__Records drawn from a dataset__
=======

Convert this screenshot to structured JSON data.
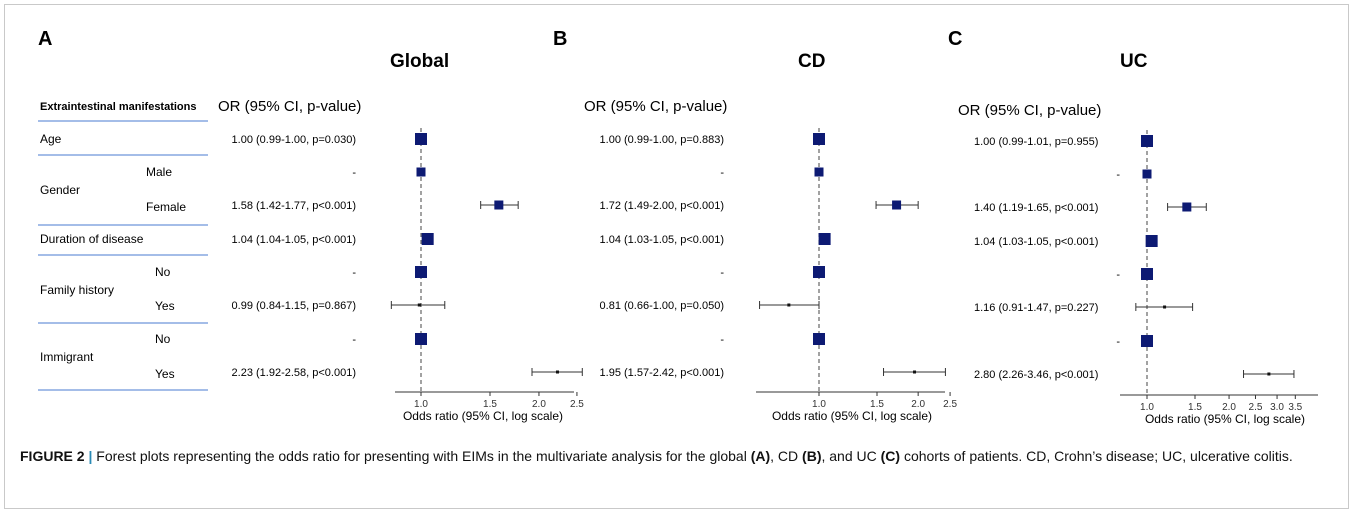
{
  "figure": {
    "panels": [
      {
        "letter": "A",
        "title": "Global",
        "or_header": "OR (95% CI, p-value)"
      },
      {
        "letter": "B",
        "title": "CD",
        "or_header": "OR (95% CI, p-value)"
      },
      {
        "letter": "C",
        "title": "UC",
        "or_header": "OR (95% CI, p-value)"
      }
    ],
    "table": {
      "header": "Extraintestinal manifestations",
      "groups": [
        "Age",
        "Gender",
        "Duration of disease",
        "Family history",
        "Immigrant"
      ],
      "sublevels": [
        "Male",
        "Female",
        "No",
        "Yes",
        "No",
        "Yes"
      ]
    },
    "axis_label": "Odds ratio (95% CI, log scale)",
    "caption": {
      "fig_num": "FIGURE 2",
      "separator": "|",
      "text_1": " Forest plots representing the odds ratio for presenting with EIMs in the multivariate analysis for the global ",
      "A": "(A)",
      "text_2": ", CD ",
      "B": "(B)",
      "text_3": ", and UC ",
      "C": "(C)",
      "text_4": " cohorts of patients. CD, Crohn’s disease; UC, ulcerative colitis."
    }
  },
  "colors": {
    "marker": "#0d1a73",
    "rule": "#4a7bd0",
    "ci": "#333333"
  },
  "chart_data": [
    {
      "type": "forest",
      "title": "Global",
      "xlabel": "Odds ratio (95% CI, log scale)",
      "xscale": "log",
      "xticks": [
        "1.0",
        "1.5",
        "2.0",
        "2.5"
      ],
      "reference_line": 1.0,
      "rows": [
        {
          "label": "Age",
          "or": 1.0,
          "lo": 0.99,
          "hi": 1.0,
          "text": "1.00 (0.99-1.00, p=0.030)",
          "marker": "large"
        },
        {
          "label": "Male",
          "or": 1.0,
          "lo": 1.0,
          "hi": 1.0,
          "text": "-",
          "marker": "medium"
        },
        {
          "label": "Female",
          "or": 1.58,
          "lo": 1.42,
          "hi": 1.77,
          "text": "1.58 (1.42-1.77, p<0.001)",
          "marker": "medium"
        },
        {
          "label": "Duration of disease",
          "or": 1.04,
          "lo": 1.04,
          "hi": 1.05,
          "text": "1.04 (1.04-1.05, p<0.001)",
          "marker": "large"
        },
        {
          "label": "Family history: No",
          "or": 1.0,
          "lo": 1.0,
          "hi": 1.0,
          "text": "-",
          "marker": "large"
        },
        {
          "label": "Family history: Yes",
          "or": 0.99,
          "lo": 0.84,
          "hi": 1.15,
          "text": "0.99 (0.84-1.15, p=0.867)",
          "marker": "dot"
        },
        {
          "label": "Immigrant: No",
          "or": 1.0,
          "lo": 1.0,
          "hi": 1.0,
          "text": "-",
          "marker": "large"
        },
        {
          "label": "Immigrant: Yes",
          "or": 2.23,
          "lo": 1.92,
          "hi": 2.58,
          "text": "2.23 (1.92-2.58, p<0.001)",
          "marker": "dot"
        }
      ]
    },
    {
      "type": "forest",
      "title": "CD",
      "xlabel": "Odds ratio (95% CI, log scale)",
      "xscale": "log",
      "xticks": [
        "1.0",
        "1.5",
        "2.0",
        "2.5"
      ],
      "reference_line": 1.0,
      "rows": [
        {
          "label": "Age",
          "or": 1.0,
          "lo": 0.99,
          "hi": 1.0,
          "text": "1.00 (0.99-1.00, p=0.883)",
          "marker": "large"
        },
        {
          "label": "Male",
          "or": 1.0,
          "lo": 1.0,
          "hi": 1.0,
          "text": "-",
          "marker": "medium"
        },
        {
          "label": "Female",
          "or": 1.72,
          "lo": 1.49,
          "hi": 2.0,
          "text": "1.72 (1.49-2.00, p<0.001)",
          "marker": "medium"
        },
        {
          "label": "Duration of disease",
          "or": 1.04,
          "lo": 1.03,
          "hi": 1.05,
          "text": "1.04 (1.03-1.05, p<0.001)",
          "marker": "large"
        },
        {
          "label": "Family history: No",
          "or": 1.0,
          "lo": 1.0,
          "hi": 1.0,
          "text": "-",
          "marker": "large"
        },
        {
          "label": "Family history: Yes",
          "or": 0.81,
          "lo": 0.66,
          "hi": 1.0,
          "text": "0.81 (0.66-1.00, p=0.050)",
          "marker": "dot"
        },
        {
          "label": "Immigrant: No",
          "or": 1.0,
          "lo": 1.0,
          "hi": 1.0,
          "text": "-",
          "marker": "large"
        },
        {
          "label": "Immigrant: Yes",
          "or": 1.95,
          "lo": 1.57,
          "hi": 2.42,
          "text": "1.95 (1.57-2.42, p<0.001)",
          "marker": "dot"
        }
      ]
    },
    {
      "type": "forest",
      "title": "UC",
      "xlabel": "Odds ratio (95% CI, log scale)",
      "xscale": "log",
      "xticks": [
        "1.0",
        "1.5",
        "2.0",
        "2.5",
        "3.0",
        "3.5"
      ],
      "reference_line": 1.0,
      "rows": [
        {
          "label": "Age",
          "or": 1.0,
          "lo": 0.99,
          "hi": 1.01,
          "text": "1.00 (0.99-1.01, p=0.955)",
          "marker": "large"
        },
        {
          "label": "Male",
          "or": 1.0,
          "lo": 1.0,
          "hi": 1.0,
          "text": "-",
          "marker": "medium"
        },
        {
          "label": "Female",
          "or": 1.4,
          "lo": 1.19,
          "hi": 1.65,
          "text": "1.40 (1.19-1.65, p<0.001)",
          "marker": "medium"
        },
        {
          "label": "Duration of disease",
          "or": 1.04,
          "lo": 1.03,
          "hi": 1.05,
          "text": "1.04 (1.03-1.05, p<0.001)",
          "marker": "large"
        },
        {
          "label": "Family history: No",
          "or": 1.0,
          "lo": 1.0,
          "hi": 1.0,
          "text": "-",
          "marker": "large"
        },
        {
          "label": "Family history: Yes",
          "or": 1.16,
          "lo": 0.91,
          "hi": 1.47,
          "text": "1.16 (0.91-1.47, p=0.227)",
          "marker": "dot"
        },
        {
          "label": "Immigrant: No",
          "or": 1.0,
          "lo": 1.0,
          "hi": 1.0,
          "text": "-",
          "marker": "large"
        },
        {
          "label": "Immigrant: Yes",
          "or": 2.8,
          "lo": 2.26,
          "hi": 3.46,
          "text": "2.80 (2.26-3.46, p<0.001)",
          "marker": "dot"
        }
      ]
    }
  ]
}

=======

__Problem to work on__
Could you set down every record above word for word, leaving out the pictures?

__Result for this task__
Convert this screenshot to structured JSON data.
{
  "figure": {
    "panels": [
      {
        "letter": "A",
        "title": "Global",
        "or_header": "OR (95% CI, p-value)"
      },
      {
        "letter": "B",
        "title": "CD",
        "or_header": "OR (95% CI, p-value)"
      },
      {
        "letter": "C",
        "title": "UC",
        "or_header": "OR (95% CI, p-value)"
      }
    ],
    "table": {
      "header": "Extraintestinal manifestations",
      "groups": [
        "Age",
        "Gender",
        "Duration of disease",
        "Family history",
        "Immigrant"
      ],
      "sublevels": [
        "Male",
        "Female",
        "No",
        "Yes",
        "No",
        "Yes"
      ]
    },
    "axis_label": "Odds ratio (95% CI, log scale)",
    "caption": {
      "fig_num": "FIGURE 2",
      "separator": "|",
      "text_1": " Forest plots representing the odds ratio for presenting with EIMs in the multivariate analysis for the global ",
      "A": "(A)",
      "text_2": ", CD ",
      "B": "(B)",
      "text_3": ", and UC ",
      "C": "(C)",
      "text_4": " cohorts of patients. CD, Crohn’s disease; UC, ulcerative colitis."
    }
  },
  "colors": {
    "marker": "#0d1a73",
    "rule": "#4a7bd0",
    "ci": "#333333"
  },
  "chart_data": [
    {
      "type": "forest",
      "title": "Global",
      "xlabel": "Odds ratio (95% CI, log scale)",
      "xscale": "log",
      "xticks": [
        "1.0",
        "1.5",
        "2.0",
        "2.5"
      ],
      "reference_line": 1.0,
      "rows": [
        {
          "label": "Age",
          "or": 1.0,
          "lo": 0.99,
          "hi": 1.0,
          "text": "1.00 (0.99-1.00, p=0.030)",
          "marker": "large"
        },
        {
          "label": "Male",
          "or": 1.0,
          "lo": 1.0,
          "hi": 1.0,
          "text": "-",
          "marker": "medium"
        },
        {
          "label": "Female",
          "or": 1.58,
          "lo": 1.42,
          "hi": 1.77,
          "text": "1.58 (1.42-1.77, p<0.001)",
          "marker": "medium"
        },
        {
          "label": "Duration of disease",
          "or": 1.04,
          "lo": 1.04,
          "hi": 1.05,
          "text": "1.04 (1.04-1.05, p<0.001)",
          "marker": "large"
        },
        {
          "label": "Family history: No",
          "or": 1.0,
          "lo": 1.0,
          "hi": 1.0,
          "text": "-",
          "marker": "large"
        },
        {
          "label": "Family history: Yes",
          "or": 0.99,
          "lo": 0.84,
          "hi": 1.15,
          "text": "0.99 (0.84-1.15, p=0.867)",
          "marker": "dot"
        },
        {
          "label": "Immigrant: No",
          "or": 1.0,
          "lo": 1.0,
          "hi": 1.0,
          "text": "-",
          "marker": "large"
        },
        {
          "label": "Immigrant: Yes",
          "or": 2.23,
          "lo": 1.92,
          "hi": 2.58,
          "text": "2.23 (1.92-2.58, p<0.001)",
          "marker": "dot"
        }
      ]
    },
    {
      "type": "forest",
      "title": "CD",
      "xlabel": "Odds ratio (95% CI, log scale)",
      "xscale": "log",
      "xticks": [
        "1.0",
        "1.5",
        "2.0",
        "2.5"
      ],
      "reference_line": 1.0,
      "rows": [
        {
          "label": "Age",
          "or": 1.0,
          "lo": 0.99,
          "hi": 1.0,
          "text": "1.00 (0.99-1.00, p=0.883)",
          "marker": "large"
        },
        {
          "label": "Male",
          "or": 1.0,
          "lo": 1.0,
          "hi": 1.0,
          "text": "-",
          "marker": "medium"
        },
        {
          "label": "Female",
          "or": 1.72,
          "lo": 1.49,
          "hi": 2.0,
          "text": "1.72 (1.49-2.00, p<0.001)",
          "marker": "medium"
        },
        {
          "label": "Duration of disease",
          "or": 1.04,
          "lo": 1.03,
          "hi": 1.05,
          "text": "1.04 (1.03-1.05, p<0.001)",
          "marker": "large"
        },
        {
          "label": "Family history: No",
          "or": 1.0,
          "lo": 1.0,
          "hi": 1.0,
          "text": "-",
          "marker": "large"
        },
        {
          "label": "Family history: Yes",
          "or": 0.81,
          "lo": 0.66,
          "hi": 1.0,
          "text": "0.81 (0.66-1.00, p=0.050)",
          "marker": "dot"
        },
        {
          "label": "Immigrant: No",
          "or": 1.0,
          "lo": 1.0,
          "hi": 1.0,
          "text": "-",
          "marker": "large"
        },
        {
          "label": "Immigrant: Yes",
          "or": 1.95,
          "lo": 1.57,
          "hi": 2.42,
          "text": "1.95 (1.57-2.42, p<0.001)",
          "marker": "dot"
        }
      ]
    },
    {
      "type": "forest",
      "title": "UC",
      "xlabel": "Odds ratio (95% CI, log scale)",
      "xscale": "log",
      "xticks": [
        "1.0",
        "1.5",
        "2.0",
        "2.5",
        "3.0",
        "3.5"
      ],
      "reference_line": 1.0,
      "rows": [
        {
          "label": "Age",
          "or": 1.0,
          "lo": 0.99,
          "hi": 1.01,
          "text": "1.00 (0.99-1.01, p=0.955)",
          "marker": "large"
        },
        {
          "label": "Male",
          "or": 1.0,
          "lo": 1.0,
          "hi": 1.0,
          "text": "-",
          "marker": "medium"
        },
        {
          "label": "Female",
          "or": 1.4,
          "lo": 1.19,
          "hi": 1.65,
          "text": "1.40 (1.19-1.65, p<0.001)",
          "marker": "medium"
        },
        {
          "label": "Duration of disease",
          "or": 1.04,
          "lo": 1.03,
          "hi": 1.05,
          "text": "1.04 (1.03-1.05, p<0.001)",
          "marker": "large"
        },
        {
          "label": "Family history: No",
          "or": 1.0,
          "lo": 1.0,
          "hi": 1.0,
          "text": "-",
          "marker": "large"
        },
        {
          "label": "Family history: Yes",
          "or": 1.16,
          "lo": 0.91,
          "hi": 1.47,
          "text": "1.16 (0.91-1.47, p=0.227)",
          "marker": "dot"
        },
        {
          "label": "Immigrant: No",
          "or": 1.0,
          "lo": 1.0,
          "hi": 1.0,
          "text": "-",
          "marker": "large"
        },
        {
          "label": "Immigrant: Yes",
          "or": 2.8,
          "lo": 2.26,
          "hi": 3.46,
          "text": "2.80 (2.26-3.46, p<0.001)",
          "marker": "dot"
        }
      ]
    }
  ]
}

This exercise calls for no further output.